* REQUIRED WORK *
Reply with one number: the count of lines in the records below that hold "SRMTID".

# # # # #

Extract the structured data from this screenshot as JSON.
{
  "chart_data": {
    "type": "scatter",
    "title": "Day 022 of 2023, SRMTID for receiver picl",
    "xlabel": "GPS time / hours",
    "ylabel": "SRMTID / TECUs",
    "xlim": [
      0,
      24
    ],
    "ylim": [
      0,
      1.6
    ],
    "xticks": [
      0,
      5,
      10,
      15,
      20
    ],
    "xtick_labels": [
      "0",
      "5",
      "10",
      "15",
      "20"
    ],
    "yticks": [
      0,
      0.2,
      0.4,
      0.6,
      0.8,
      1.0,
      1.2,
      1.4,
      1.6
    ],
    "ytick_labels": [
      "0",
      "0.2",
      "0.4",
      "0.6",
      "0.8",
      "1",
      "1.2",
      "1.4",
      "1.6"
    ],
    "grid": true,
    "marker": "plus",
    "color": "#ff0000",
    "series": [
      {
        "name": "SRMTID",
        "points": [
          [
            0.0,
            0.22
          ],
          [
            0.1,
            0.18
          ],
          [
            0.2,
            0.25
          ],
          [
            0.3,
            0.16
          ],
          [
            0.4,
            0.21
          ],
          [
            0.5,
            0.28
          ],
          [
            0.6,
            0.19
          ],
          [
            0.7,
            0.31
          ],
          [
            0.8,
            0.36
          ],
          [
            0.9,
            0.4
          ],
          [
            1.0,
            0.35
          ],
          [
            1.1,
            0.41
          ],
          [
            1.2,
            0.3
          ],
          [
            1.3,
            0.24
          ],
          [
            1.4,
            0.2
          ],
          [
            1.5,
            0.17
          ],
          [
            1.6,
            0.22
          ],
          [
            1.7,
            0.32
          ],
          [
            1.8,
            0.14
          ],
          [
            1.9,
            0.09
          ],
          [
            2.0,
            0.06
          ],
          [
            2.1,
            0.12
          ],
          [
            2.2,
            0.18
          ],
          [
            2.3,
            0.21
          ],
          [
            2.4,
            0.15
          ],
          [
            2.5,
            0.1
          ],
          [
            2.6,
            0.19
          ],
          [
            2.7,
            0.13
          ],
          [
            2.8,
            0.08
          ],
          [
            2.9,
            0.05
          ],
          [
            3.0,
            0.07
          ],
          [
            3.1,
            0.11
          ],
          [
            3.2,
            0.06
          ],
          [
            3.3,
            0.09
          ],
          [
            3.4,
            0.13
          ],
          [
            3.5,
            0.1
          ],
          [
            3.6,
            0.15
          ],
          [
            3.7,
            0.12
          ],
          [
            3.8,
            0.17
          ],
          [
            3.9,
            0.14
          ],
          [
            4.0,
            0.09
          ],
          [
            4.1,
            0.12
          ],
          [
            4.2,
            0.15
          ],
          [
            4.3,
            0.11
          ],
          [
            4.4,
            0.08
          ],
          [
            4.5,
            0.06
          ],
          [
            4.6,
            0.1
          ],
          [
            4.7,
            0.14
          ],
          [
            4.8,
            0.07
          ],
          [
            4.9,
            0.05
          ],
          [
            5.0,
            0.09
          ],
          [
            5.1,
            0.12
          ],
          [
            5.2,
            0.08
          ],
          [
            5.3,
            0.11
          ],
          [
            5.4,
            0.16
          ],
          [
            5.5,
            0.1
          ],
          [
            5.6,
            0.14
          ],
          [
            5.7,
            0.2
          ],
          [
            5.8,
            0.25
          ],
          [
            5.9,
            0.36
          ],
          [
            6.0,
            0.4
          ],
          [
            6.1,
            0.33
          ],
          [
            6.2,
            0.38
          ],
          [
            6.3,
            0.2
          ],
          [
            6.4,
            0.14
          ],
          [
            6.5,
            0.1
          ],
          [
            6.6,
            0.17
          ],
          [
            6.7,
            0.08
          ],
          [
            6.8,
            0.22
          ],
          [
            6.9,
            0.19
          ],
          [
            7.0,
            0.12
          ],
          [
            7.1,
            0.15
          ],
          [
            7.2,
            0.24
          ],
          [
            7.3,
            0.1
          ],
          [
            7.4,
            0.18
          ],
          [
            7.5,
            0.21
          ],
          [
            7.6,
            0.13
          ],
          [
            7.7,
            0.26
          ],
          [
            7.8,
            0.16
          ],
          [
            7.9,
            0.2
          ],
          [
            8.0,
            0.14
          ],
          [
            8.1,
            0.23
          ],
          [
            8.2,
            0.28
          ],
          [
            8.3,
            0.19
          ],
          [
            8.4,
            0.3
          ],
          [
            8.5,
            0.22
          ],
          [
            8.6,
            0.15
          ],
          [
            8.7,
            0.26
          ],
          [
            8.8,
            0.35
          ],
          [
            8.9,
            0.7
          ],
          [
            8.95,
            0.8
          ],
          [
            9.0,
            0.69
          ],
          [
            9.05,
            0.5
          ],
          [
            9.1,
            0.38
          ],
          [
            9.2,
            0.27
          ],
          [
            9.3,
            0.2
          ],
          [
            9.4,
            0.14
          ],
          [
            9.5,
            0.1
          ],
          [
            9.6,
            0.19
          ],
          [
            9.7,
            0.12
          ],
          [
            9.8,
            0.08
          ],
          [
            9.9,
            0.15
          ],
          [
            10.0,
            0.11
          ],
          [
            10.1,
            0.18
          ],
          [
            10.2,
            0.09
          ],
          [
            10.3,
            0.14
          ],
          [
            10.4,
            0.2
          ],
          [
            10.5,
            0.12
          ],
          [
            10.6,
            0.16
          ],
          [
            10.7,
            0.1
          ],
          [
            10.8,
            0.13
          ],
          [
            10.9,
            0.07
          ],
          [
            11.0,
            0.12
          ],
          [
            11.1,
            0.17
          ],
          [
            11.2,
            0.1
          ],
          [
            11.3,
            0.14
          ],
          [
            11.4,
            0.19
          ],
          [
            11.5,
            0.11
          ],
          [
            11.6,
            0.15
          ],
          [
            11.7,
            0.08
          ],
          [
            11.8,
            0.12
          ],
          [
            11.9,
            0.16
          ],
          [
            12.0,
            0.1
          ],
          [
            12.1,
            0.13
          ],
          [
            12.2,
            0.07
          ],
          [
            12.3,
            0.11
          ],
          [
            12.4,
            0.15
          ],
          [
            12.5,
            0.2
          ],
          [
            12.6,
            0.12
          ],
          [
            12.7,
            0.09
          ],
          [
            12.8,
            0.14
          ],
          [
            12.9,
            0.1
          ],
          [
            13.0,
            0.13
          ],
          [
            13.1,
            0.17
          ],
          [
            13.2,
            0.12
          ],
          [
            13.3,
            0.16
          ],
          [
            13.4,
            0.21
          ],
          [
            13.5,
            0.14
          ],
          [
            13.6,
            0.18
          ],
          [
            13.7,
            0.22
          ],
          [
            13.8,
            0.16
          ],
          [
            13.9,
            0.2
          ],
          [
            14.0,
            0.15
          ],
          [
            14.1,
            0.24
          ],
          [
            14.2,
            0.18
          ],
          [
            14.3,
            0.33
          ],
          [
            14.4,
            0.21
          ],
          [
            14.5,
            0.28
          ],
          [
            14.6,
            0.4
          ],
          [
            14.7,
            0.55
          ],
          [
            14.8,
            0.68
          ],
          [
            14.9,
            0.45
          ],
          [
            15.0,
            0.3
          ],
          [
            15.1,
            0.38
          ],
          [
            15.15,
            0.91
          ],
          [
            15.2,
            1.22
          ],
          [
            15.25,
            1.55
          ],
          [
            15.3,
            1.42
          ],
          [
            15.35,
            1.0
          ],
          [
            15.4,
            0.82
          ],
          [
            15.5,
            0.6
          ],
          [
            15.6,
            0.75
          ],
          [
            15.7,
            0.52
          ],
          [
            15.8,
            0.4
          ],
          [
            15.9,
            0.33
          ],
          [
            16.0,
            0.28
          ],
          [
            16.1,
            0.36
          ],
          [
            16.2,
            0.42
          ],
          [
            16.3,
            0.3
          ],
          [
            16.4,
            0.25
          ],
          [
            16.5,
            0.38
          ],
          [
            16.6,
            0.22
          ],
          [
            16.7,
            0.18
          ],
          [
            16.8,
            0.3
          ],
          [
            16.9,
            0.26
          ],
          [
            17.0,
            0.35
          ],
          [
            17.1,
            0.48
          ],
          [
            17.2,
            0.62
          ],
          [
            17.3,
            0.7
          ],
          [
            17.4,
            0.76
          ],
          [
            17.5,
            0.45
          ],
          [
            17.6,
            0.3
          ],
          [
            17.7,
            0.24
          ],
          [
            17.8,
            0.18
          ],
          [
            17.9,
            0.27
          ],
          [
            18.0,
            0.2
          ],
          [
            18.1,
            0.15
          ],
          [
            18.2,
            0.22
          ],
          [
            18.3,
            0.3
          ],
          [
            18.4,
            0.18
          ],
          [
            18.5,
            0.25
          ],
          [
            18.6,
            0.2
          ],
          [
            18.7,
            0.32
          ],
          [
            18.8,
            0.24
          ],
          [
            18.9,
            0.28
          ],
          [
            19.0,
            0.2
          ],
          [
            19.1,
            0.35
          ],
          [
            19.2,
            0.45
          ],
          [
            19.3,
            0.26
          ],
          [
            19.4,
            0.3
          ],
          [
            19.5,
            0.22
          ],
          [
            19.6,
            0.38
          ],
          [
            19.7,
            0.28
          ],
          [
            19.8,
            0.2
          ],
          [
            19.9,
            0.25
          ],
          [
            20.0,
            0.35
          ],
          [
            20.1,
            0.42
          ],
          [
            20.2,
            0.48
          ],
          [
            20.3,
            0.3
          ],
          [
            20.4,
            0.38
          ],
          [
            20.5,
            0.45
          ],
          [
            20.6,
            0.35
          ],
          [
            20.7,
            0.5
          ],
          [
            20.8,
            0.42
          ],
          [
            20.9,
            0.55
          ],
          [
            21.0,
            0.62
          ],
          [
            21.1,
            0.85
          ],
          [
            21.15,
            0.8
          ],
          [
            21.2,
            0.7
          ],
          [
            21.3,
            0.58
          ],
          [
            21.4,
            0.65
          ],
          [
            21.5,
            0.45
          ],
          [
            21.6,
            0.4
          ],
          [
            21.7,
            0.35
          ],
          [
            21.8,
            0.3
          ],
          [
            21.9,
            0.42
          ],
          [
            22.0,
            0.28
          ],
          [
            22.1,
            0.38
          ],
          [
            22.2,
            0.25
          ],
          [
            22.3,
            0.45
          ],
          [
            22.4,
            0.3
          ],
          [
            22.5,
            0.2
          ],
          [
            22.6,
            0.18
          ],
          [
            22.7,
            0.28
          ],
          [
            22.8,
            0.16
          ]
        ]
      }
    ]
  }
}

# # # # #

* RESULT OF THIS TASK *
3